DIRECTIONS FOR THIS TASK:
Find how many lines in the data below mention "Work". Give the number only.

+--

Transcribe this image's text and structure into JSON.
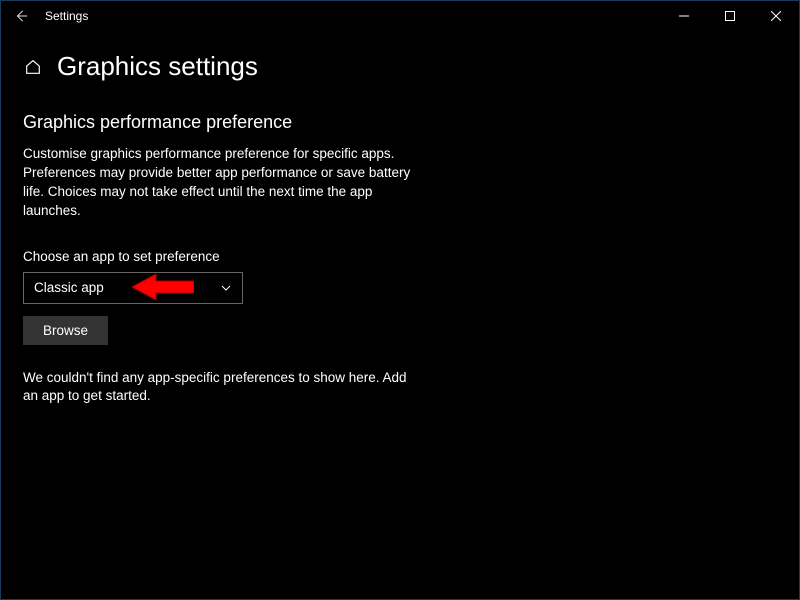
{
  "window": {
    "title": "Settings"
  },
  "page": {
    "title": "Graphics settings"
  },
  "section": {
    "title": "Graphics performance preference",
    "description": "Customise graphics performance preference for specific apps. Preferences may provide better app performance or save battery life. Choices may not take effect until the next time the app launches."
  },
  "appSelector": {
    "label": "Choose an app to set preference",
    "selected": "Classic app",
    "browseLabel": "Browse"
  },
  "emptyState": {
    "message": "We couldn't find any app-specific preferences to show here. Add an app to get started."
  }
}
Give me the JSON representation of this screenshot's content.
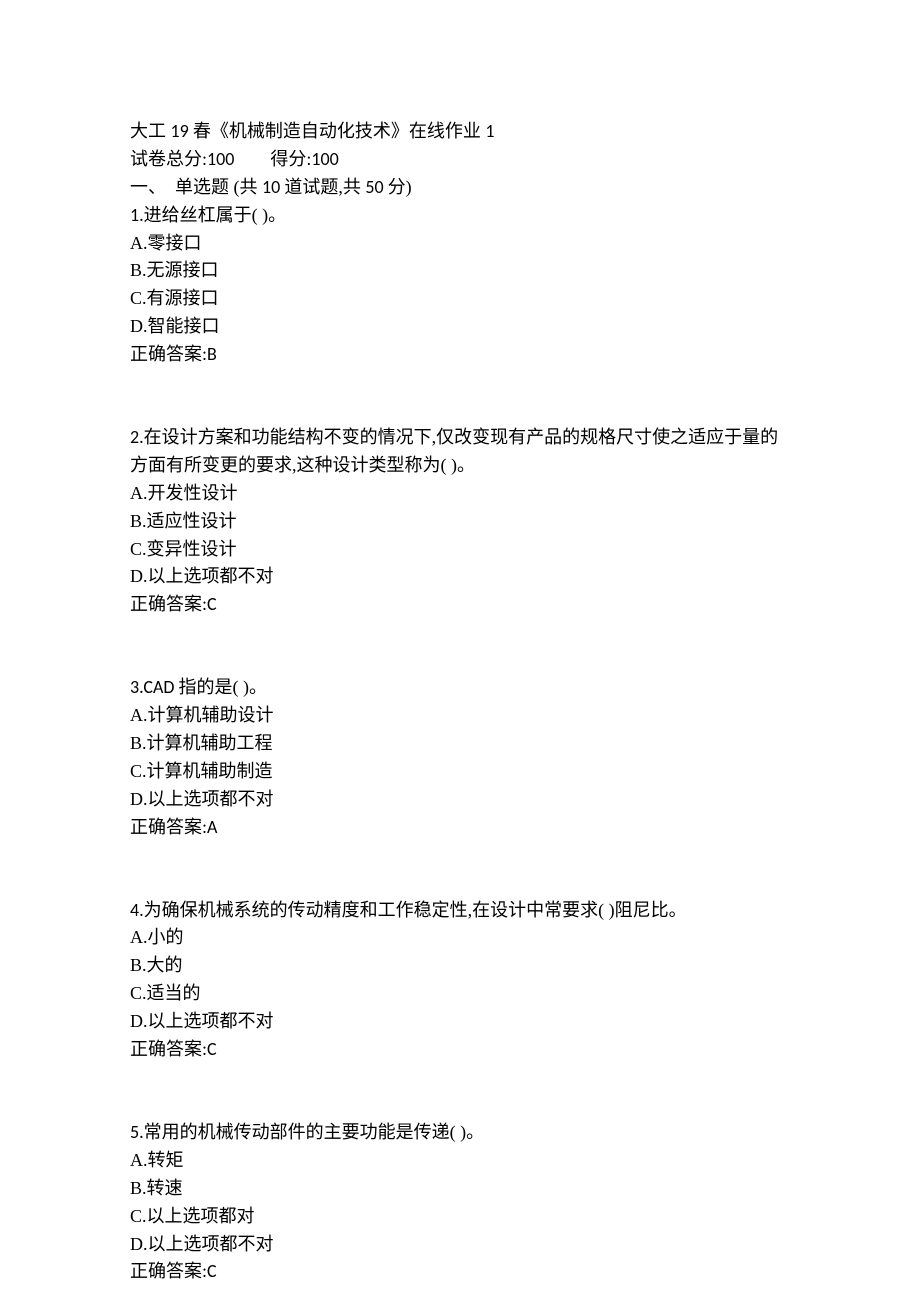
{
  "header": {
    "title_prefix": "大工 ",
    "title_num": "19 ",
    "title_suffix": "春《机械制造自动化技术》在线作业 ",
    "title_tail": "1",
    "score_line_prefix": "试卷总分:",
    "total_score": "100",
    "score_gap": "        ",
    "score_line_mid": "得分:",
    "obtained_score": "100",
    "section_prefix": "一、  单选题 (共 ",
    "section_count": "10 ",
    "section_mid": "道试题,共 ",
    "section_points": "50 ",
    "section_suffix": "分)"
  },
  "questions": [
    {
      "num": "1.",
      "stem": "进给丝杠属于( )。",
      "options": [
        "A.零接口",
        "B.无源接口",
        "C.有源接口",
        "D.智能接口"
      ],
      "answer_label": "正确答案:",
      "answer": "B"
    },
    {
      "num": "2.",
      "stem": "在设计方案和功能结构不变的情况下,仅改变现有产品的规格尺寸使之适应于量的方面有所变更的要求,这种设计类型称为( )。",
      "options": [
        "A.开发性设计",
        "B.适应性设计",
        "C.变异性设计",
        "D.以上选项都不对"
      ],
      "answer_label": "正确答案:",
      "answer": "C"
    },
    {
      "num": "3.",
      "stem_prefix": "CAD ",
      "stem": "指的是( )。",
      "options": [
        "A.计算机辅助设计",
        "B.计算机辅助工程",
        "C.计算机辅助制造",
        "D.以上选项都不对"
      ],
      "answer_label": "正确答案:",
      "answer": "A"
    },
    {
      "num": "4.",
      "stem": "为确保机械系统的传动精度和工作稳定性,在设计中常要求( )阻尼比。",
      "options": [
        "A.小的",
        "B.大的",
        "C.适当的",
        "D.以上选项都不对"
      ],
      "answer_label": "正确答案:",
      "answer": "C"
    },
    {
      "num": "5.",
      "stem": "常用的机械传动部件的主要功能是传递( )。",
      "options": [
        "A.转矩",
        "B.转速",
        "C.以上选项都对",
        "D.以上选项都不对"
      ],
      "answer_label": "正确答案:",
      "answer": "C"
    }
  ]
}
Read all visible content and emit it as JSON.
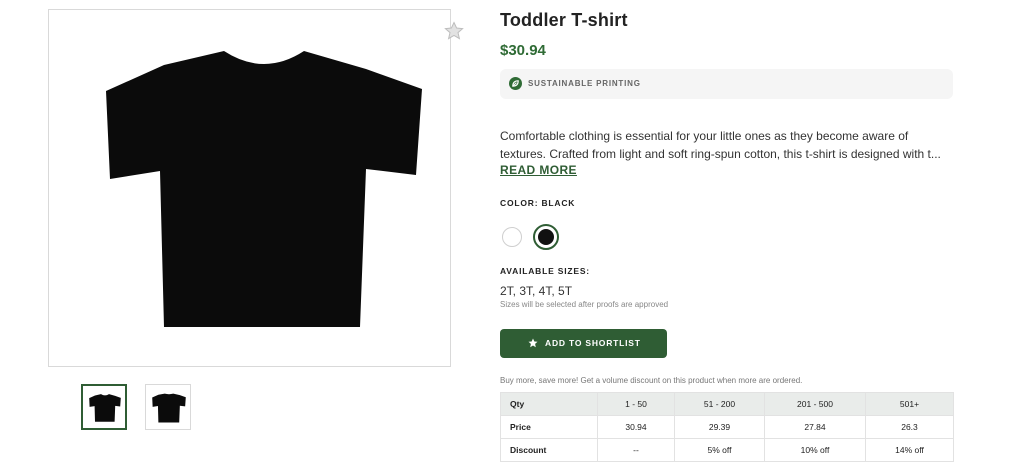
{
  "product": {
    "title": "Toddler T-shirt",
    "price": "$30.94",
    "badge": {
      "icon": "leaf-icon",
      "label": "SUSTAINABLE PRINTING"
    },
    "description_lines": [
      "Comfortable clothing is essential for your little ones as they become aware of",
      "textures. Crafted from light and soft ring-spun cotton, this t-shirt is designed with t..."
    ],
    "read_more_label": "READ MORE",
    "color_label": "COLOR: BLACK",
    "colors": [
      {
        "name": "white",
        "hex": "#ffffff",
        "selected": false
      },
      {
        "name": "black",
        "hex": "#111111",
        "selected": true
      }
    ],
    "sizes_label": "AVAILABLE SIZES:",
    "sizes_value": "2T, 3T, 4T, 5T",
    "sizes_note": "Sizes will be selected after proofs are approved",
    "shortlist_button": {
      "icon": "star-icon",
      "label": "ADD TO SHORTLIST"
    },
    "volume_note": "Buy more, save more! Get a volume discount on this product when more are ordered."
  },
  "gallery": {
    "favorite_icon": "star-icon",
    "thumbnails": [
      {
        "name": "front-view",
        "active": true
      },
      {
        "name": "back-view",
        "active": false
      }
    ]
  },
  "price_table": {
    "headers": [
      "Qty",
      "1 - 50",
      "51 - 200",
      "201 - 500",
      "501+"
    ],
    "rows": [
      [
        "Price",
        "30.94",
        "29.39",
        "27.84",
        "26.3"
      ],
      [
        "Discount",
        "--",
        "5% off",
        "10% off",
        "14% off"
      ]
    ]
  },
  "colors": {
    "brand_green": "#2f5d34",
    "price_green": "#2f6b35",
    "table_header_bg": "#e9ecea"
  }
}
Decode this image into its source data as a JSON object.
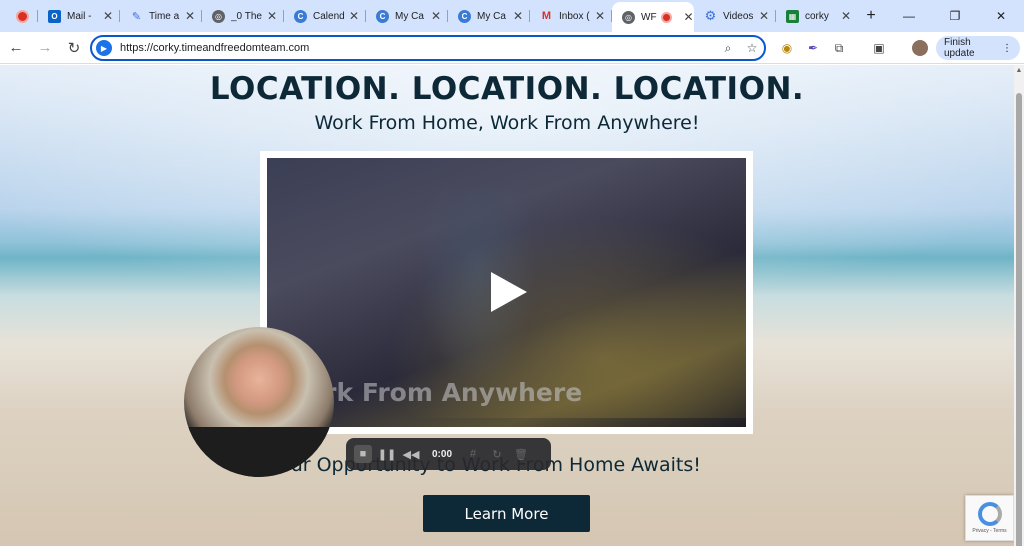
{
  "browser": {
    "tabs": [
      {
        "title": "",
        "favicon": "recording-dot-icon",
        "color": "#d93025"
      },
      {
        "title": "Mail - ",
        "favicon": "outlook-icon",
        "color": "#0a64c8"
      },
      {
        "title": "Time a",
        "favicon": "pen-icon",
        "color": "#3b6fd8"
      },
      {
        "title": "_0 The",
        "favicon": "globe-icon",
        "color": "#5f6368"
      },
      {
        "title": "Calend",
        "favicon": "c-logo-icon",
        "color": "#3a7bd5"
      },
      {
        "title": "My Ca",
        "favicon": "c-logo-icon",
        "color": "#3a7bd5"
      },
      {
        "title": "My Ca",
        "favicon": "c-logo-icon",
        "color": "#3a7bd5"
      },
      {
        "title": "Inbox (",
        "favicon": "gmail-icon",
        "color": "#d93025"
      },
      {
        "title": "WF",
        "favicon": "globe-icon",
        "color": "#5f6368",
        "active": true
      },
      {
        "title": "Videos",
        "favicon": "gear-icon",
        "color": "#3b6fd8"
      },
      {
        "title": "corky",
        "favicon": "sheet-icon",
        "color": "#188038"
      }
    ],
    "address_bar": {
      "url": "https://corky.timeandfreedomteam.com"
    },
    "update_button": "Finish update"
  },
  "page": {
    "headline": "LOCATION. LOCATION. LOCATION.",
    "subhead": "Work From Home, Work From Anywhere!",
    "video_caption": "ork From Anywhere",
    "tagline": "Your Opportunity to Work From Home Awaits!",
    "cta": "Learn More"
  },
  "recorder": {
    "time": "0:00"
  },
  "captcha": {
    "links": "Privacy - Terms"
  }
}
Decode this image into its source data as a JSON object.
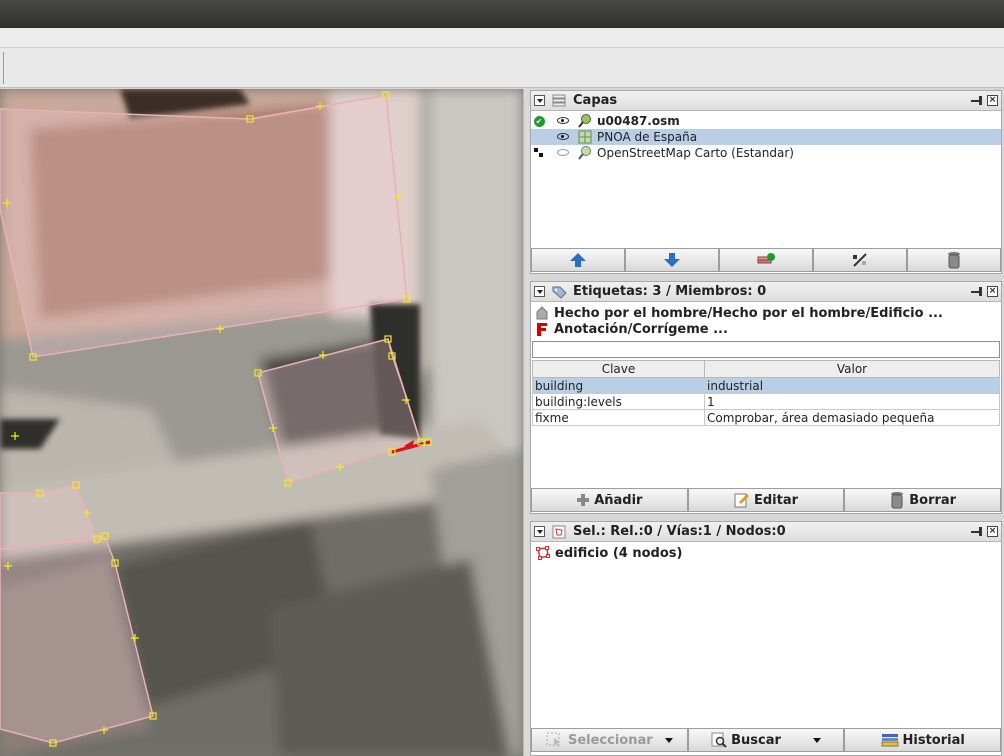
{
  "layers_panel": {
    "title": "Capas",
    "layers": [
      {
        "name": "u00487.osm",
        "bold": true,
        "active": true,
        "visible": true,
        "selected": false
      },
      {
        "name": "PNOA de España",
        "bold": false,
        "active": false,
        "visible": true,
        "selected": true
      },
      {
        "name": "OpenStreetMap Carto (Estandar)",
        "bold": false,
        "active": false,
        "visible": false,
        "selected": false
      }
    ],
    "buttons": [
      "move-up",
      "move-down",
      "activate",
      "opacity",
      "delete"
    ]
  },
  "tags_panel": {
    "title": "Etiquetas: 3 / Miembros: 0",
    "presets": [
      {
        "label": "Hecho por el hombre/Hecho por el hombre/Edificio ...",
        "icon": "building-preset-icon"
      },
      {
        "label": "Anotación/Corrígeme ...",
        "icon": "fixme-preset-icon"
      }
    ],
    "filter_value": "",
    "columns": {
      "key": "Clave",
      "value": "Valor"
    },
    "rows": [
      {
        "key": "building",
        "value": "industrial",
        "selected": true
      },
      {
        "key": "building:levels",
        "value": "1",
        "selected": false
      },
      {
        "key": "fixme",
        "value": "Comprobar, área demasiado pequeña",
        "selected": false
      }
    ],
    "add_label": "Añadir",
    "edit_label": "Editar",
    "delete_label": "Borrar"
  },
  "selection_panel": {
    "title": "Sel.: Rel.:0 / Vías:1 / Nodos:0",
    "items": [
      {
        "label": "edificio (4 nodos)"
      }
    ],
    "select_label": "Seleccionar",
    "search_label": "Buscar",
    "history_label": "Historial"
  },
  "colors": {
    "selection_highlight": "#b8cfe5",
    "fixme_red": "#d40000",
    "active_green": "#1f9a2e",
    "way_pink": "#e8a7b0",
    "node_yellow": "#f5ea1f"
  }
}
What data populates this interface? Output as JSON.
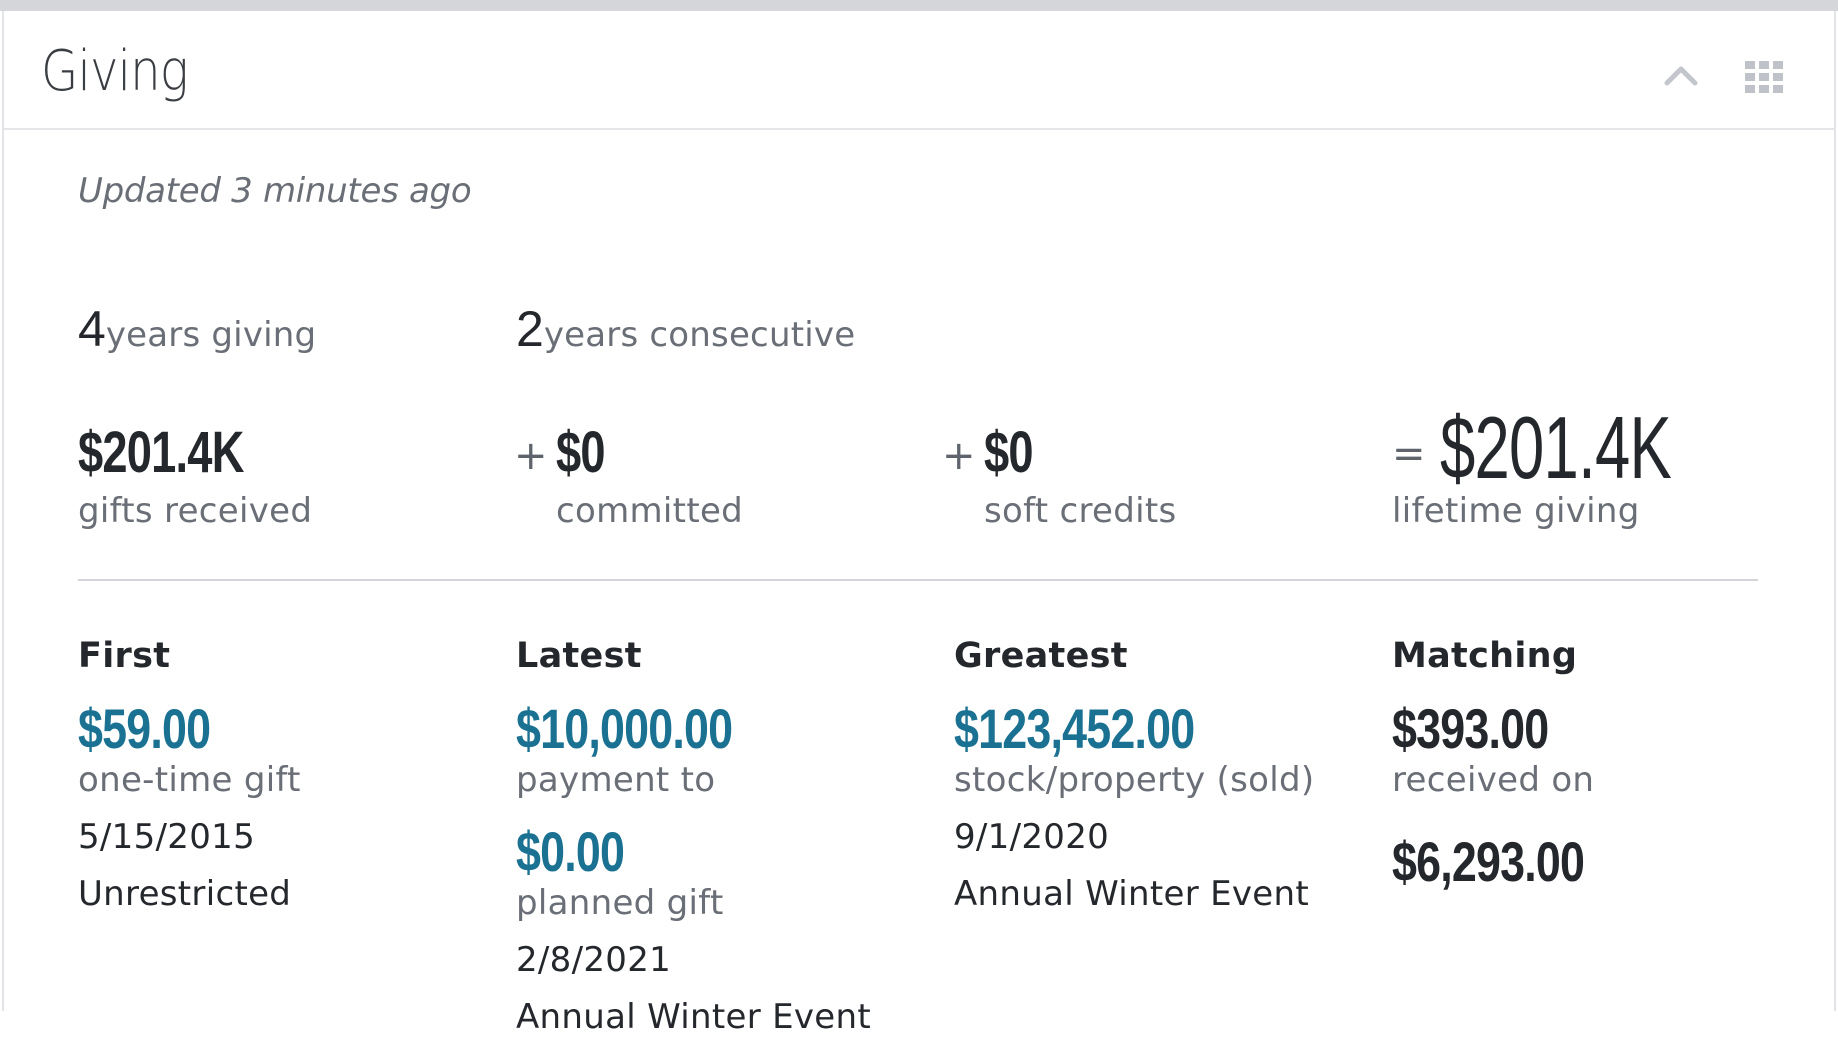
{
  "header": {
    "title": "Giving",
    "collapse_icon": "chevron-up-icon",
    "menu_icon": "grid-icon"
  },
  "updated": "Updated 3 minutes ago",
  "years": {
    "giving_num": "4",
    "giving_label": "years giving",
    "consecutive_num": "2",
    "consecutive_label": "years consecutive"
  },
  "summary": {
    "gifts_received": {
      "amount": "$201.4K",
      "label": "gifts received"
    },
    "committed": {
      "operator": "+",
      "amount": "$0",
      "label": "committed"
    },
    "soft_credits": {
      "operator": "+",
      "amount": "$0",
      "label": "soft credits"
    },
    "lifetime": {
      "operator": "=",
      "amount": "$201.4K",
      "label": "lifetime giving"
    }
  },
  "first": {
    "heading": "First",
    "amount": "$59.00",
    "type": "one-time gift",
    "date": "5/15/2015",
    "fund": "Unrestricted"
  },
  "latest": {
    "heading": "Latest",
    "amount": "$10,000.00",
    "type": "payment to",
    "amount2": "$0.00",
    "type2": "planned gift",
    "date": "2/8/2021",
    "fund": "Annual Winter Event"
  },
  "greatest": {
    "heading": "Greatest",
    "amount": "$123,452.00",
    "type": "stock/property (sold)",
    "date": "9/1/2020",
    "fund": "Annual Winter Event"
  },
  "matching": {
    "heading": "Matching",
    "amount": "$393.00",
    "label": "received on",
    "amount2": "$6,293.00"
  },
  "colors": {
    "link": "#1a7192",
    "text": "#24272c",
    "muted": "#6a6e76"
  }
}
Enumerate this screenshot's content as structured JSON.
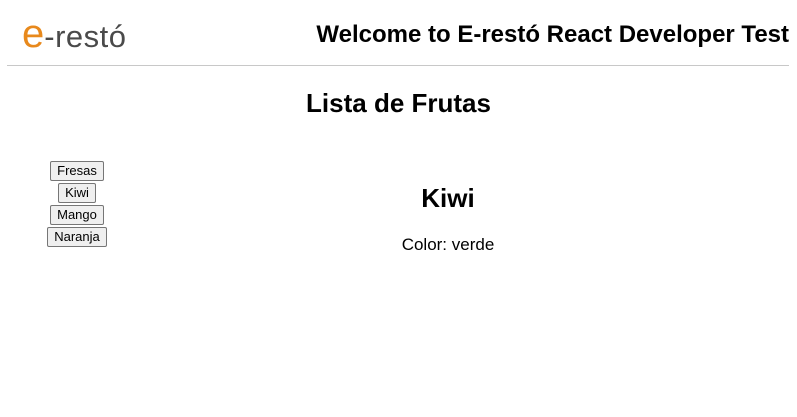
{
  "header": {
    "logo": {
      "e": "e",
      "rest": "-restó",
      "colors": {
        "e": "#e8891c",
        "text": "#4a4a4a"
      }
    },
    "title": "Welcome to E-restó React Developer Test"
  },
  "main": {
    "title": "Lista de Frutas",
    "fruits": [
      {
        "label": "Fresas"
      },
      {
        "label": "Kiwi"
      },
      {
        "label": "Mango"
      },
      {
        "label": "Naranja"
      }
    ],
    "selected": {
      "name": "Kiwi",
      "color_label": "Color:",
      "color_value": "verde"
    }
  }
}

+--

THE SOLUTION:
2